--- start of Data extract ---
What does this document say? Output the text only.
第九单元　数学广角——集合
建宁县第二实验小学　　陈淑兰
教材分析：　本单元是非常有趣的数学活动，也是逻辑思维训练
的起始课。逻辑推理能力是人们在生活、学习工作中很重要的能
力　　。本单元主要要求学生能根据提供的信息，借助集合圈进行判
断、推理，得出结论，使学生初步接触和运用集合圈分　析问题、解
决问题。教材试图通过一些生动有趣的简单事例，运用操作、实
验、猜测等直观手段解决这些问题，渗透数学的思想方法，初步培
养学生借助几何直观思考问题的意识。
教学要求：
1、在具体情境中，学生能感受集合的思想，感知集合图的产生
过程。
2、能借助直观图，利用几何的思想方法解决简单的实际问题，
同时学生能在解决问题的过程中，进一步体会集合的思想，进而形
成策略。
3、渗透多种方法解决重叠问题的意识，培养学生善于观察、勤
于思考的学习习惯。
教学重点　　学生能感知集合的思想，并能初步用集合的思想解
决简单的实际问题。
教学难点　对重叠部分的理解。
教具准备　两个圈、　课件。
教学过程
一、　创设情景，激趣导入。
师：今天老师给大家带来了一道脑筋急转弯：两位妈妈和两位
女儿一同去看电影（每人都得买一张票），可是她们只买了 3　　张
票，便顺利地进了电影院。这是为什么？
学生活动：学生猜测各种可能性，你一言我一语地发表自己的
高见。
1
--- end of Data extract ---
Given instruction » Quote the data in full, keeping each word unchanged.

Exercise solution »
What does this document say? Output the text only.
第九单元　数学广角——集合
建宁县第二实验小学　　陈淑兰
教材分析：　本单元是非常有趣的数学活动，也是逻辑思维训练
的起始课。逻辑推理能力是人们在生活、学习工作中很重要的能
力　　。本单元主要要求学生能根据提供的信息，借助集合圈进行判
断、推理，得出结论，使学生初步接触和运用集合圈分　析问题、解
决问题。教材试图通过一些生动有趣的简单事例，运用操作、实
验、猜测等直观手段解决这些问题，渗透数学的思想方法，初步培
养学生借助几何直观思考问题的意识。
教学要求：
1、在具体情境中，学生能感受集合的思想，感知集合图的产生
过程。
2、能借助直观图，利用几何的思想方法解决简单的实际问题，
同时学生能在解决问题的过程中，进一步体会集合的思想，进而形
成策略。
3、渗透多种方法解决重叠问题的意识，培养学生善于观察、勤
于思考的学习习惯。
教学重点　　学生能感知集合的思想，并能初步用集合的思想解
决简单的实际问题。
教学难点　对重叠部分的理解。
教具准备　两个圈、　课件。
教学过程
一、　创设情景，激趣导入。
师：今天老师给大家带来了一道脑筋急转弯：两位妈妈和两位
女儿一同去看电影（每人都得买一张票），可是她们只买了 3　　张
票，便顺利地进了电影院。这是为什么？
学生活动：学生猜测各种可能性，你一言我一语地发表自己的
高见。
1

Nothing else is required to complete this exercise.